Every entry below must be repeated exactly; skip the pictures.

━━━

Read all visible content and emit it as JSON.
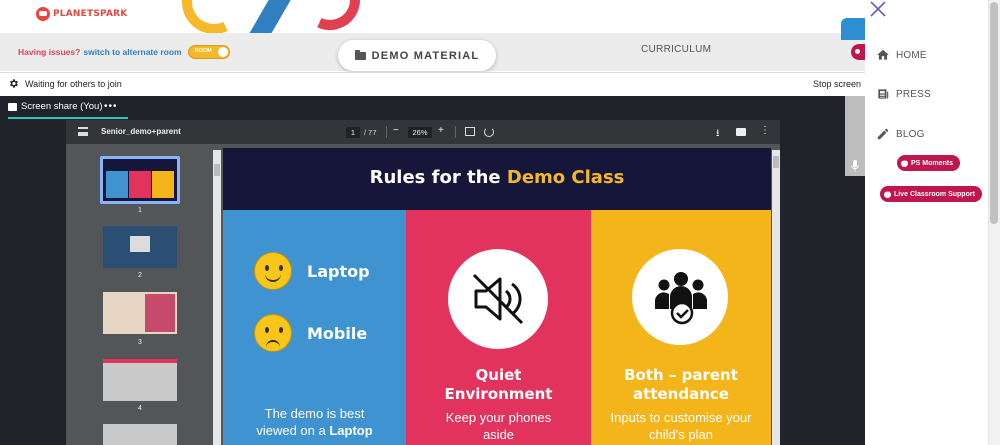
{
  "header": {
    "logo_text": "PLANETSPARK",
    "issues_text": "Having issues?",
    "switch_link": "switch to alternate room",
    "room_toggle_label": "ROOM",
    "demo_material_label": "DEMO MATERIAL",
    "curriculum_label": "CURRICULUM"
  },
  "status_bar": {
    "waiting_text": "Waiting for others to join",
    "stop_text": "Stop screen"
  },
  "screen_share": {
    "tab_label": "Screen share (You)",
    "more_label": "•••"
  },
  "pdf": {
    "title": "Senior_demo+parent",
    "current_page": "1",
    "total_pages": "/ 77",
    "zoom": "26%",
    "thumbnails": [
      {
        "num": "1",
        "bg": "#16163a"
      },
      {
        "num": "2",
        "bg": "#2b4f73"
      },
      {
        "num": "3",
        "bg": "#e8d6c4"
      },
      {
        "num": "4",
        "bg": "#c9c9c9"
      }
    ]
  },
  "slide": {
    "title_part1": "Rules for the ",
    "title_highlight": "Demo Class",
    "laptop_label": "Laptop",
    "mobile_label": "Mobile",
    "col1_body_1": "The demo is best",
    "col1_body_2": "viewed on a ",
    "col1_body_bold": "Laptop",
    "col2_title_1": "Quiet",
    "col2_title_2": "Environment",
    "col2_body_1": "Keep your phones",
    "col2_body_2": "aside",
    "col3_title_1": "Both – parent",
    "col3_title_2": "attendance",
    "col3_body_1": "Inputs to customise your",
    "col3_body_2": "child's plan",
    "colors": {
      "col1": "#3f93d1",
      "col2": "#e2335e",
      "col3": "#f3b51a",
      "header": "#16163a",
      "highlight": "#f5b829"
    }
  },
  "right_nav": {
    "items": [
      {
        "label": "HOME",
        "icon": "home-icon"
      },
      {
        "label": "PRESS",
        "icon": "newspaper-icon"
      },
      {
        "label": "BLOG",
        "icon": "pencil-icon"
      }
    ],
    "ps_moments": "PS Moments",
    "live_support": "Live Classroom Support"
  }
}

━━━

◆ Response:
Read all visible content and emit it as JSON.
{
  "header": {
    "logo_text": "PLANETSPARK",
    "issues_text": "Having issues?",
    "switch_link": "switch to alternate room",
    "room_toggle_label": "ROOM",
    "demo_material_label": "DEMO MATERIAL",
    "curriculum_label": "CURRICULUM"
  },
  "status_bar": {
    "waiting_text": "Waiting for others to join",
    "stop_text": "Stop screen"
  },
  "screen_share": {
    "tab_label": "Screen share (You)",
    "more_label": "•••"
  },
  "pdf": {
    "title": "Senior_demo+parent",
    "current_page": "1",
    "total_pages": "/ 77",
    "zoom": "26%",
    "thumbnails": [
      {
        "num": "1",
        "bg": "#16163a"
      },
      {
        "num": "2",
        "bg": "#2b4f73"
      },
      {
        "num": "3",
        "bg": "#e8d6c4"
      },
      {
        "num": "4",
        "bg": "#c9c9c9"
      }
    ]
  },
  "slide": {
    "title_part1": "Rules for the ",
    "title_highlight": "Demo Class",
    "laptop_label": "Laptop",
    "mobile_label": "Mobile",
    "col1_body_1": "The demo is best",
    "col1_body_2": "viewed on a ",
    "col1_body_bold": "Laptop",
    "col2_title_1": "Quiet",
    "col2_title_2": "Environment",
    "col2_body_1": "Keep your phones",
    "col2_body_2": "aside",
    "col3_title_1": "Both – parent",
    "col3_title_2": "attendance",
    "col3_body_1": "Inputs to customise your",
    "col3_body_2": "child's plan",
    "colors": {
      "col1": "#3f93d1",
      "col2": "#e2335e",
      "col3": "#f3b51a",
      "header": "#16163a",
      "highlight": "#f5b829"
    }
  },
  "right_nav": {
    "items": [
      {
        "label": "HOME",
        "icon": "home-icon"
      },
      {
        "label": "PRESS",
        "icon": "newspaper-icon"
      },
      {
        "label": "BLOG",
        "icon": "pencil-icon"
      }
    ],
    "ps_moments": "PS Moments",
    "live_support": "Live Classroom Support"
  }
}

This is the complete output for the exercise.